Task prompt
Below are some records. Copy every line in them that holds "łazienka".

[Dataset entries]

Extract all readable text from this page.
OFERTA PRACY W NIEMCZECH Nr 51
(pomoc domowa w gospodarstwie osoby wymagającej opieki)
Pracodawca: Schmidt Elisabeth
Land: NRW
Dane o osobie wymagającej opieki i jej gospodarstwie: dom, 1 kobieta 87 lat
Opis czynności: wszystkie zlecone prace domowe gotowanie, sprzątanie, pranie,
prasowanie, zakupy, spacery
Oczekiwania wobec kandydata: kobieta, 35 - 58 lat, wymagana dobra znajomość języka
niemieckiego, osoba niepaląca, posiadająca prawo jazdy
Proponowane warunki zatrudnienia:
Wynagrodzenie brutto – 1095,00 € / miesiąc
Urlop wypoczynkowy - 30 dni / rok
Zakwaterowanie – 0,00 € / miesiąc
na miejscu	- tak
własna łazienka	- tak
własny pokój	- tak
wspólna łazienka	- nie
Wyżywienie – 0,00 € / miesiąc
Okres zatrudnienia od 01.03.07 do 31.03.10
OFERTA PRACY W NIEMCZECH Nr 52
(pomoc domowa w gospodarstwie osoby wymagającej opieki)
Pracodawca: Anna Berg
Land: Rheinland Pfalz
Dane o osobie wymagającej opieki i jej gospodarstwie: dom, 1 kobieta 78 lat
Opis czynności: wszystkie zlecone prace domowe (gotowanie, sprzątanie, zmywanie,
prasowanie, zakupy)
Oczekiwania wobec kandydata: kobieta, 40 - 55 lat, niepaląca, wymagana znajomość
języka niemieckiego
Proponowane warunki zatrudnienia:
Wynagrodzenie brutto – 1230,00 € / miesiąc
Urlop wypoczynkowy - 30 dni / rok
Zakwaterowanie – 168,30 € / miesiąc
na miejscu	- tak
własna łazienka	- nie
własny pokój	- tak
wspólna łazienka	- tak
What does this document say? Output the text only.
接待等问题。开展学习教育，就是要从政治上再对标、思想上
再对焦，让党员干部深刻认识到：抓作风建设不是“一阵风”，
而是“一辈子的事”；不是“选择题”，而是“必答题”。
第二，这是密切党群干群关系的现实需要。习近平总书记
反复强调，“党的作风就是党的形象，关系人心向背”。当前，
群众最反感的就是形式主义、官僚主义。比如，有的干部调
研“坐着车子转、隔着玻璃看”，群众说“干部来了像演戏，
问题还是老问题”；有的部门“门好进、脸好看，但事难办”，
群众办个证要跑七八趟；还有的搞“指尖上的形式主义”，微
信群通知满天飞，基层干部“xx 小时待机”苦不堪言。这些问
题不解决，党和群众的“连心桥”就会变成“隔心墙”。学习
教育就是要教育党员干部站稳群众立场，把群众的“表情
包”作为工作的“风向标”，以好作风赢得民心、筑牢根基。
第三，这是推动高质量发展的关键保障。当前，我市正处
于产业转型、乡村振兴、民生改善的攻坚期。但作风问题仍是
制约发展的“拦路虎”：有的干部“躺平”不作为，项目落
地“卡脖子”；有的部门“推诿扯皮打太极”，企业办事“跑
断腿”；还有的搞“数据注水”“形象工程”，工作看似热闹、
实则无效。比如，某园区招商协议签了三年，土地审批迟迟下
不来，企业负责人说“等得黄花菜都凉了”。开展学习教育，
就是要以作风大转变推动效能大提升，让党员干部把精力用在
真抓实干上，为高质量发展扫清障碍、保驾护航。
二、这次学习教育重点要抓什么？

Answer below
własna łazienka	- tak
wspólna łazienka	- nie
własna łazienka	- nie
wspólna łazienka	- tak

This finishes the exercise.